- **INSTRUCTIONS TO FOLLOW**: For the material that follows, list every line containing the word "this".

- **DATA SUPPLIED**:
....................
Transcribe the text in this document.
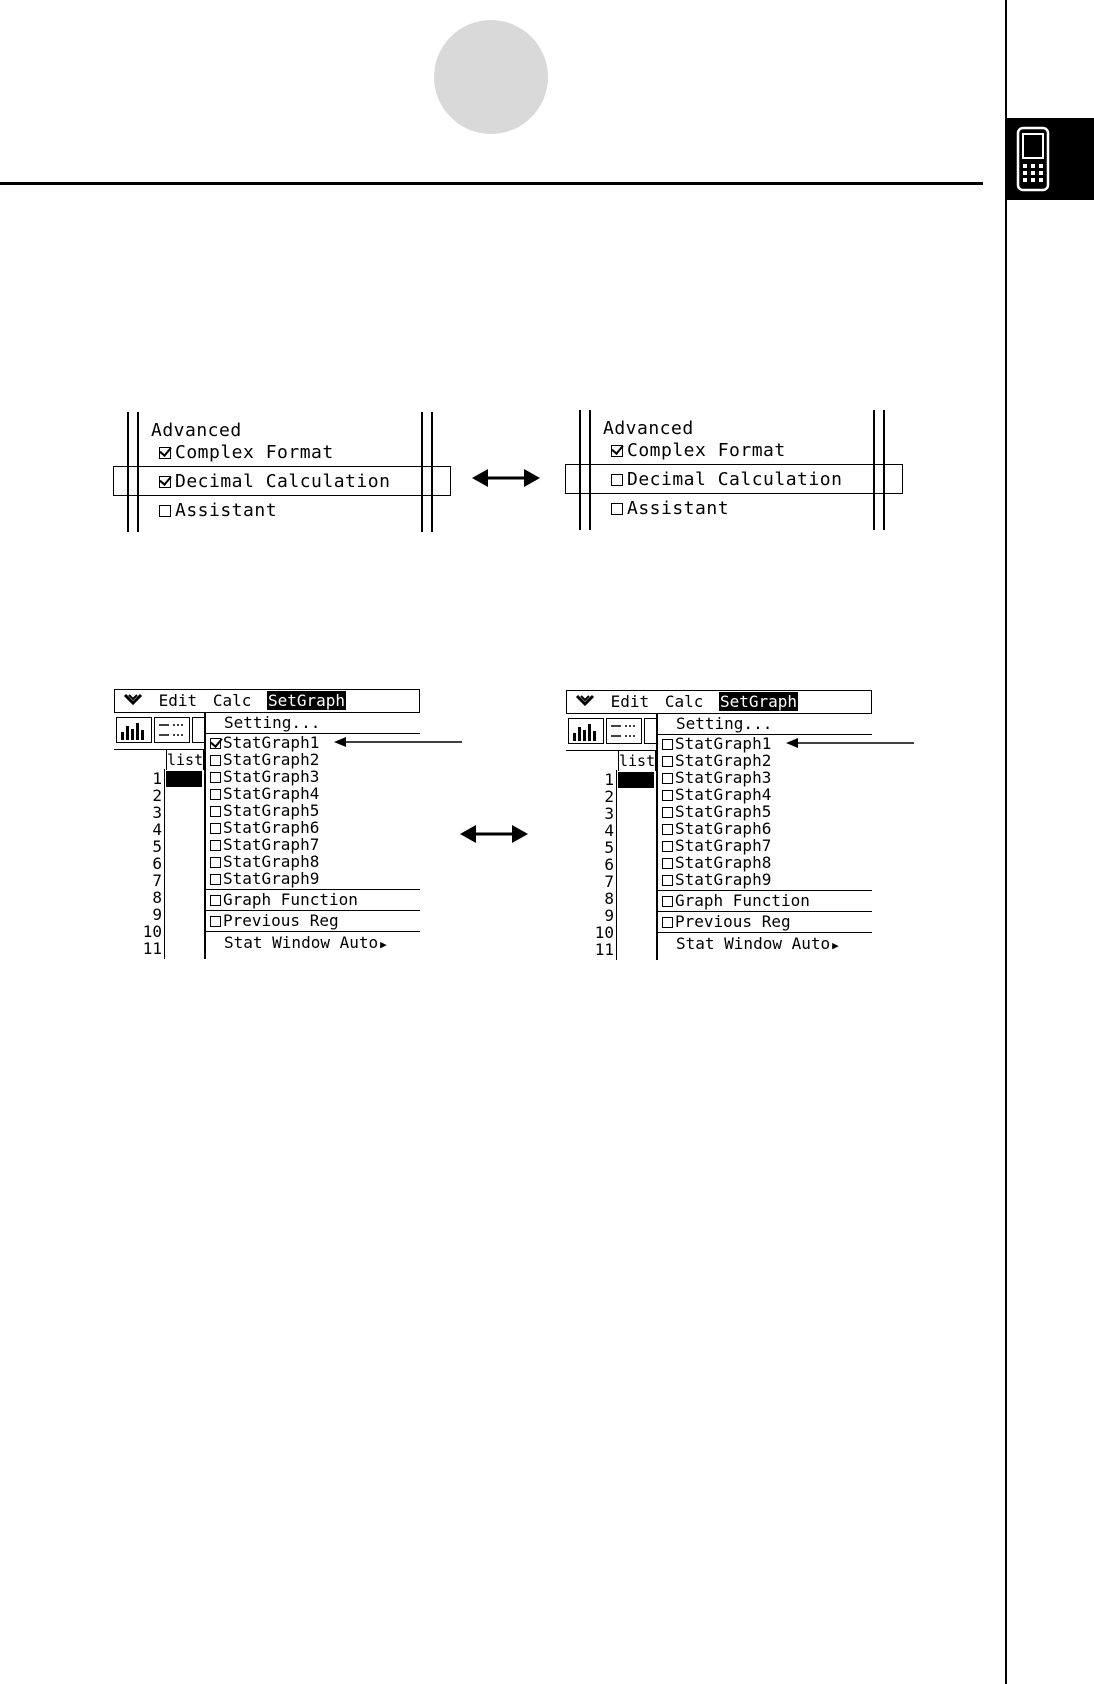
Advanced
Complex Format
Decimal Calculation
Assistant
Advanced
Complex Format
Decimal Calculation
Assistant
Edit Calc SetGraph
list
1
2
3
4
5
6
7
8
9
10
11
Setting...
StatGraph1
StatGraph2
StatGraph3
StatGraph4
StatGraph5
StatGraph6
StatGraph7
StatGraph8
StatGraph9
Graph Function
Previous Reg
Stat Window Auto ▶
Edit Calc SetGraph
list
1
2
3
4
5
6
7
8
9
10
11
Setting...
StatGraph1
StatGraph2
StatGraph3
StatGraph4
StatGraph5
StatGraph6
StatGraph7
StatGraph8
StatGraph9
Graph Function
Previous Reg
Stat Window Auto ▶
....................
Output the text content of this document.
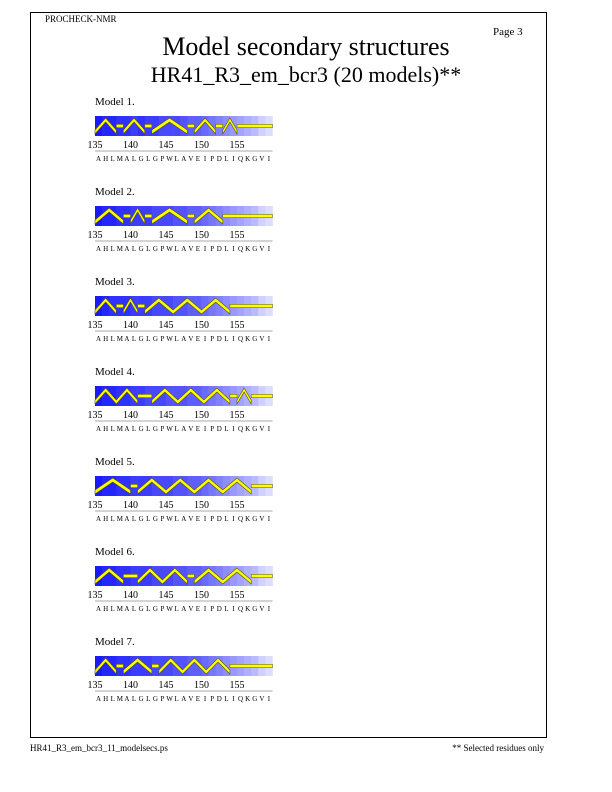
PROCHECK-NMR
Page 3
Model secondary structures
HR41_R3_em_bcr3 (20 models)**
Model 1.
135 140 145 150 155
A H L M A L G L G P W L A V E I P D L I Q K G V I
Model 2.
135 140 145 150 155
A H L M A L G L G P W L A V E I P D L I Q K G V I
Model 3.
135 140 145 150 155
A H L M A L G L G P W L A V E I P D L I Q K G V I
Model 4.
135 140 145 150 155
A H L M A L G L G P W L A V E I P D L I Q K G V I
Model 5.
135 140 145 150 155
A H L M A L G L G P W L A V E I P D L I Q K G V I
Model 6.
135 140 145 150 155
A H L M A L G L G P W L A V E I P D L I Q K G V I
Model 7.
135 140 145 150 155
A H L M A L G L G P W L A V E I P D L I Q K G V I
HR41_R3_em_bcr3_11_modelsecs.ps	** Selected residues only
....................
- **FULL SOLUTION**:
Transcribe the text in this document.
Output the text content of this document.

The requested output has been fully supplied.